→ What is expected: The records underneath are to be repeated exactly, with the pictures left out.

— Begin Data provided —

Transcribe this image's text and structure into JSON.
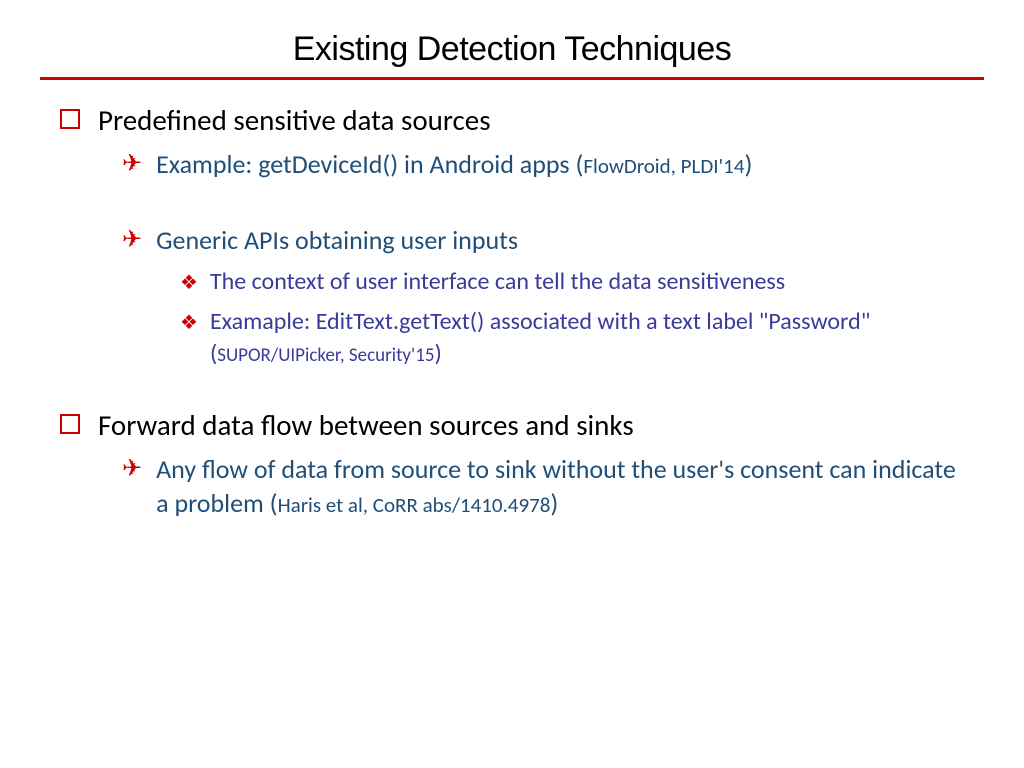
{
  "title": "Existing Detection Techniques",
  "items": {
    "main1": "Predefined sensitive data sources",
    "sub1a_text": "Example: getDeviceId() in Android apps (",
    "sub1a_cite": "FlowDroid, PLDI'14",
    "sub1a_close": ")",
    "sub1b": "Generic APIs obtaining user inputs",
    "sub1b_i": "The context of user interface can tell the data sensitiveness",
    "sub1b_ii_text": "Examaple: EditText.getText() associated with a text label \"Password\" (",
    "sub1b_ii_cite": "SUPOR/UIPicker, Security'15",
    "sub1b_ii_close": ")",
    "main2": "Forward data flow between sources and sinks",
    "sub2a_text": "Any flow of data from source to sink without the user's consent can indicate a problem (",
    "sub2a_cite": "Haris et al, CoRR abs/1410.4978",
    "sub2a_close": ")"
  }
}
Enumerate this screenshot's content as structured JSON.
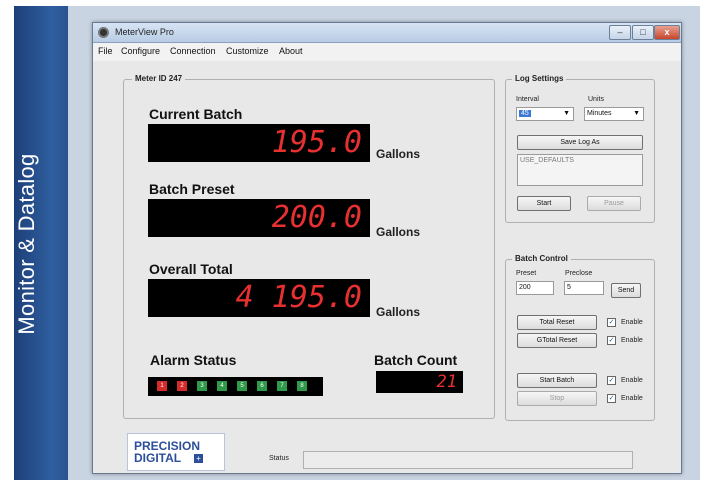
{
  "sidebar_title": "Monitor & Datalog",
  "window": {
    "title": "MeterView Pro",
    "min": "–",
    "max": "□",
    "close": "x"
  },
  "menu": [
    "File",
    "Configure",
    "Connection",
    "Customize",
    "About"
  ],
  "meter": {
    "group_label": "Meter ID 247",
    "current_batch": {
      "label": "Current Batch",
      "value": "195.0",
      "unit": "Gallons"
    },
    "batch_preset": {
      "label": "Batch Preset",
      "value": "200.0",
      "unit": "Gallons"
    },
    "overall_total": {
      "label": "Overall Total",
      "value": "4 195.0",
      "unit": "Gallons"
    },
    "alarm_status": {
      "label": "Alarm Status",
      "leds": [
        "1",
        "2",
        "3",
        "4",
        "5",
        "6",
        "7",
        "8"
      ],
      "active_color": "#d62b2b",
      "inactive_color": "#2e9a4a",
      "active": [
        true,
        true,
        false,
        false,
        false,
        false,
        false,
        false
      ]
    },
    "batch_count": {
      "label": "Batch Count",
      "value": "21"
    }
  },
  "log_settings": {
    "group_label": "Log Settings",
    "interval_label": "Interval",
    "interval_value": "45",
    "units_label": "Units",
    "units_value": "Minutes",
    "save_button": "Save Log As",
    "path_value": "USE_DEFAULTS",
    "start_button": "Start",
    "pause_button": "Pause"
  },
  "batch_control": {
    "group_label": "Batch Control",
    "preset_label": "Preset",
    "preset_value": "200",
    "preclose_label": "Preclose",
    "preclose_value": "5",
    "send_button": "Send",
    "total_reset_button": "Total Reset",
    "gtotal_reset_button": "GTotal Reset",
    "start_batch_button": "Start Batch",
    "stop_button": "Stop",
    "enable_label": "Enable",
    "check_mark": "✓"
  },
  "logo": {
    "line1": "PRECISION",
    "line2": "DIGITAL"
  },
  "status_label": "Status"
}
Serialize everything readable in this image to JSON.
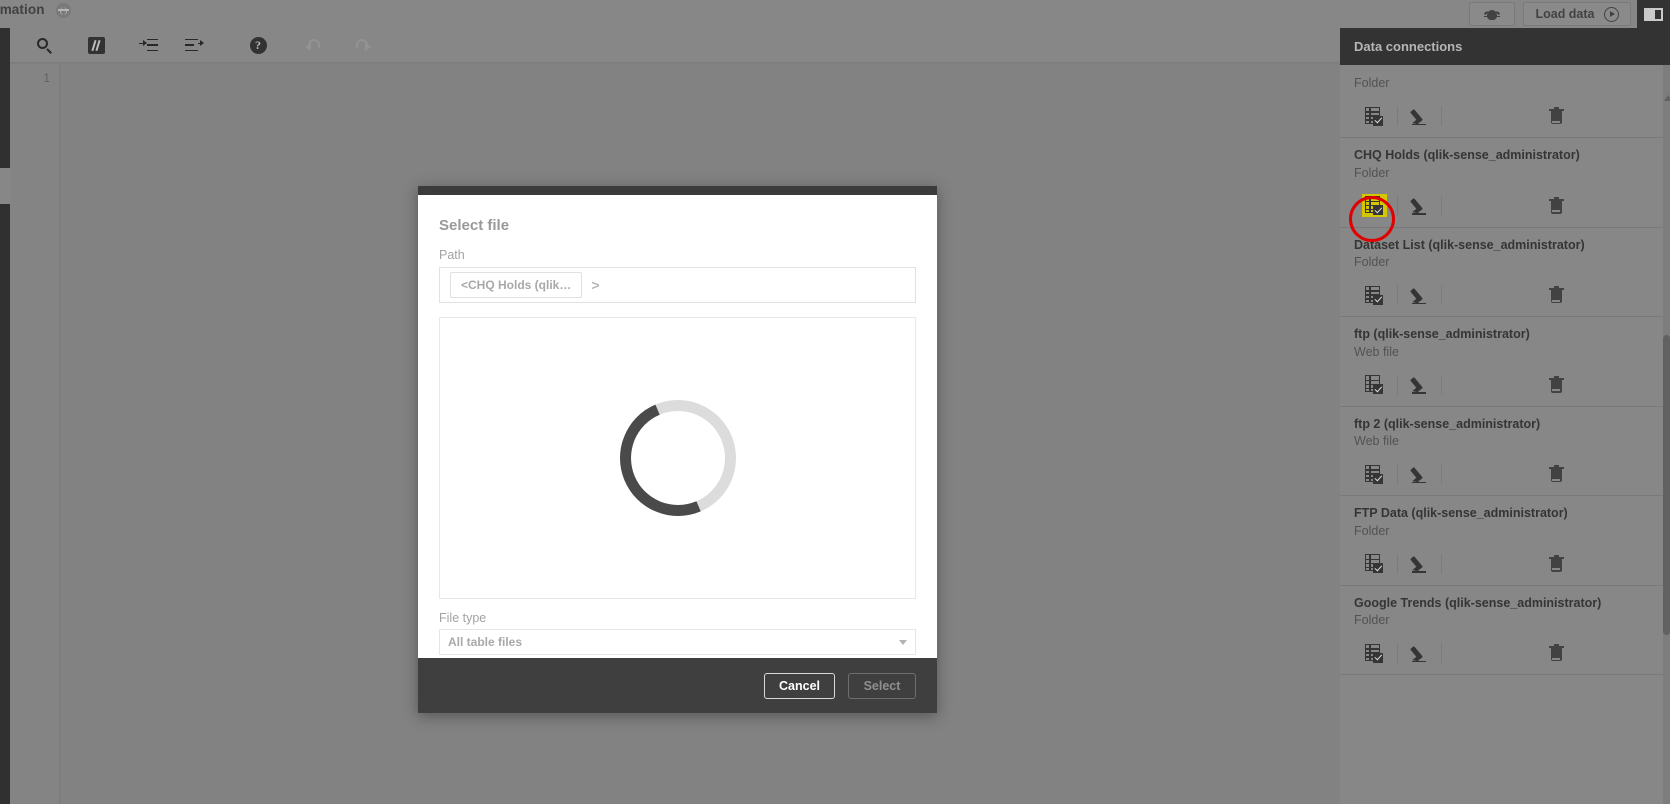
{
  "header": {
    "app_title": "ormation",
    "globe_icon": "globe-icon",
    "debug_button_label": "",
    "debug_icon": "bug-icon",
    "load_data_label": "Load data",
    "load_data_icon": "play-circle-icon",
    "panel_toggle_icon": "panel-toggle-icon"
  },
  "toolbar": {
    "items": [
      {
        "name": "search",
        "icon": "search-icon",
        "disabled": false
      },
      {
        "name": "comment",
        "icon": "comment-icon",
        "disabled": false
      },
      {
        "name": "indent",
        "icon": "indent-icon",
        "disabled": false
      },
      {
        "name": "outdent",
        "icon": "outdent-icon",
        "disabled": false
      },
      {
        "name": "help",
        "icon": "help-icon",
        "disabled": false
      },
      {
        "name": "undo",
        "icon": "undo-icon",
        "disabled": true
      },
      {
        "name": "redo",
        "icon": "redo-icon",
        "disabled": true
      }
    ]
  },
  "editor": {
    "line_numbers": [
      "1"
    ],
    "content": ""
  },
  "right_panel": {
    "title": "Data connections",
    "action_icons": {
      "select_data": "select-data-icon",
      "edit": "pencil-icon",
      "delete": "trash-icon"
    },
    "connections": [
      {
        "name": "",
        "type": "Folder",
        "highlighted": false,
        "partial": true
      },
      {
        "name": "CHQ Holds (qlik-sense_administrator)",
        "type": "Folder",
        "highlighted": true,
        "partial": false
      },
      {
        "name": "Dataset List (qlik-sense_administrator)",
        "type": "Folder",
        "highlighted": false,
        "partial": false
      },
      {
        "name": "ftp (qlik-sense_administrator)",
        "type": "Web file",
        "highlighted": false,
        "partial": false
      },
      {
        "name": "ftp 2 (qlik-sense_administrator)",
        "type": "Web file",
        "highlighted": false,
        "partial": false
      },
      {
        "name": "FTP Data (qlik-sense_administrator)",
        "type": "Folder",
        "highlighted": false,
        "partial": false
      },
      {
        "name": "Google Trends (qlik-sense_administrator)",
        "type": "Folder",
        "highlighted": false,
        "partial": false
      }
    ]
  },
  "modal": {
    "title": "Select file",
    "path_label": "Path",
    "path_crumb": "<CHQ Holds (qlik…",
    "path_separator": ">",
    "loading": true,
    "loading_icon": "spinner-icon",
    "file_type_label": "File type",
    "file_type_value": "All table files",
    "file_type_caret": "chevron-down-icon",
    "cancel_label": "Cancel",
    "select_label": "Select"
  },
  "annotation": {
    "ring_color": "#ff0000",
    "highlight_color": "#f2e200"
  }
}
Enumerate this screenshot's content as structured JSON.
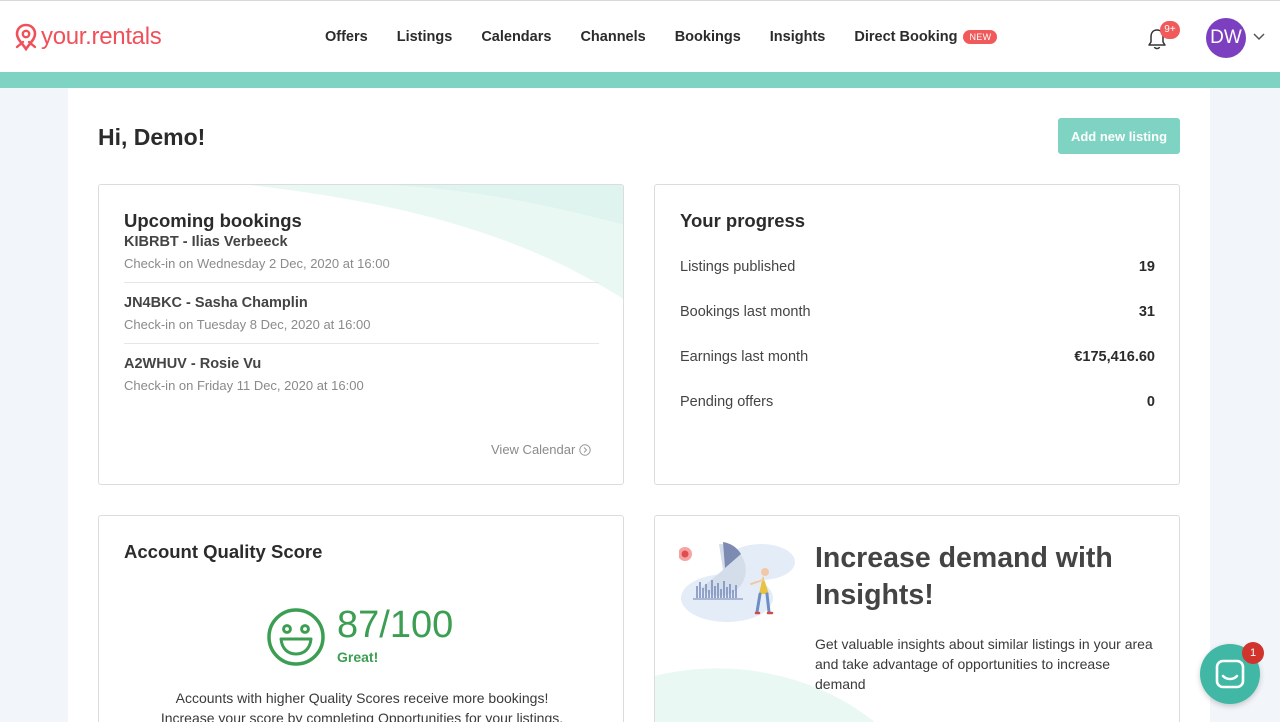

— End Data provided —

→ Result for this task:
Transcribe this image's text and structure into JSON.
{
  "title": "Existing Detection Techniques",
  "items": {
    "main1": "Predefined sensitive data sources",
    "sub1a_text": "Example: getDeviceId() in Android apps (",
    "sub1a_cite": "FlowDroid, PLDI'14",
    "sub1a_close": ")",
    "sub1b": "Generic APIs obtaining user inputs",
    "sub1b_i": "The context of user interface can tell the data sensitiveness",
    "sub1b_ii_text": "Examaple: EditText.getText() associated with a text label \"Password\" (",
    "sub1b_ii_cite": "SUPOR/UIPicker, Security'15",
    "sub1b_ii_close": ")",
    "main2": "Forward data flow between sources and sinks",
    "sub2a_text": "Any flow of data from source to sink without the user's consent can indicate a problem (",
    "sub2a_cite": "Haris et al, CoRR abs/1410.4978",
    "sub2a_close": ")"
  }
}
Enumerate this screenshot's content as structured JSON.
{
  "sidebar_title": "Monitor & Datalog",
  "window": {
    "title": "MeterView Pro",
    "min": "–",
    "max": "□",
    "close": "x"
  },
  "menu": [
    "File",
    "Configure",
    "Connection",
    "Customize",
    "About"
  ],
  "meter": {
    "group_label": "Meter ID 247",
    "current_batch": {
      "label": "Current Batch",
      "value": "195.0",
      "unit": "Gallons"
    },
    "batch_preset": {
      "label": "Batch Preset",
      "value": "200.0",
      "unit": "Gallons"
    },
    "overall_total": {
      "label": "Overall Total",
      "value": "4 195.0",
      "unit": "Gallons"
    },
    "alarm_status": {
      "label": "Alarm Status",
      "leds": [
        "1",
        "2",
        "3",
        "4",
        "5",
        "6",
        "7",
        "8"
      ],
      "active_color": "#d62b2b",
      "inactive_color": "#2e9a4a",
      "active": [
        true,
        true,
        false,
        false,
        false,
        false,
        false,
        false
      ]
    },
    "batch_count": {
      "label": "Batch Count",
      "value": "21"
    }
  },
  "log_settings": {
    "group_label": "Log Settings",
    "interval_label": "Interval",
    "interval_value": "45",
    "units_label": "Units",
    "units_value": "Minutes",
    "save_button": "Save Log As",
    "path_value": "USE_DEFAULTS",
    "start_button": "Start",
    "pause_button": "Pause"
  },
  "batch_control": {
    "group_label": "Batch Control",
    "preset_label": "Preset",
    "preset_value": "200",
    "preclose_label": "Preclose",
    "preclose_value": "5",
    "send_button": "Send",
    "total_reset_button": "Total Reset",
    "gtotal_reset_button": "GTotal Reset",
    "start_batch_button": "Start Batch",
    "stop_button": "Stop",
    "enable_label": "Enable",
    "check_mark": "✓"
  },
  "logo": {
    "line1": "PRECISION",
    "line2": "DIGITAL"
  },
  "status_label": "Status"
}
Serialize everything readable in this image to JSON.
{
  "header": {
    "app_title": "ormation",
    "globe_icon": "globe-icon",
    "debug_button_label": "",
    "debug_icon": "bug-icon",
    "load_data_label": "Load data",
    "load_data_icon": "play-circle-icon",
    "panel_toggle_icon": "panel-toggle-icon"
  },
  "toolbar": {
    "items": [
      {
        "name": "search",
        "icon": "search-icon",
        "disabled": false
      },
      {
        "name": "comment",
        "icon": "comment-icon",
        "disabled": false
      },
      {
        "name": "indent",
        "icon": "indent-icon",
        "disabled": false
      },
      {
        "name": "outdent",
        "icon": "outdent-icon",
        "disabled": false
      },
      {
        "name": "help",
        "icon": "help-icon",
        "disabled": false
      },
      {
        "name": "undo",
        "icon": "undo-icon",
        "disabled": true
      },
      {
        "name": "redo",
        "icon": "redo-icon",
        "disabled": true
      }
    ]
  },
  "editor": {
    "line_numbers": [
      "1"
    ],
    "content": ""
  },
  "right_panel": {
    "title": "Data connections",
    "action_icons": {
      "select_data": "select-data-icon",
      "edit": "pencil-icon",
      "delete": "trash-icon"
    },
    "connections": [
      {
        "name": "",
        "type": "Folder",
        "highlighted": false,
        "partial": true
      },
      {
        "name": "CHQ Holds (qlik-sense_administrator)",
        "type": "Folder",
        "highlighted": true,
        "partial": false
      },
      {
        "name": "Dataset List (qlik-sense_administrator)",
        "type": "Folder",
        "highlighted": false,
        "partial": false
      },
      {
        "name": "ftp (qlik-sense_administrator)",
        "type": "Web file",
        "highlighted": false,
        "partial": false
      },
      {
        "name": "ftp 2 (qlik-sense_administrator)",
        "type": "Web file",
        "highlighted": false,
        "partial": false
      },
      {
        "name": "FTP Data (qlik-sense_administrator)",
        "type": "Folder",
        "highlighted": false,
        "partial": false
      },
      {
        "name": "Google Trends (qlik-sense_administrator)",
        "type": "Folder",
        "highlighted": false,
        "partial": false
      }
    ]
  },
  "modal": {
    "title": "Select file",
    "path_label": "Path",
    "path_crumb": "<CHQ Holds (qlik…",
    "path_separator": ">",
    "loading": true,
    "loading_icon": "spinner-icon",
    "file_type_label": "File type",
    "file_type_value": "All table files",
    "file_type_caret": "chevron-down-icon",
    "cancel_label": "Cancel",
    "select_label": "Select"
  },
  "annotation": {
    "ring_color": "#ff0000",
    "highlight_color": "#f2e200"
  }
}
Enumerate this screenshot's content as structured JSON.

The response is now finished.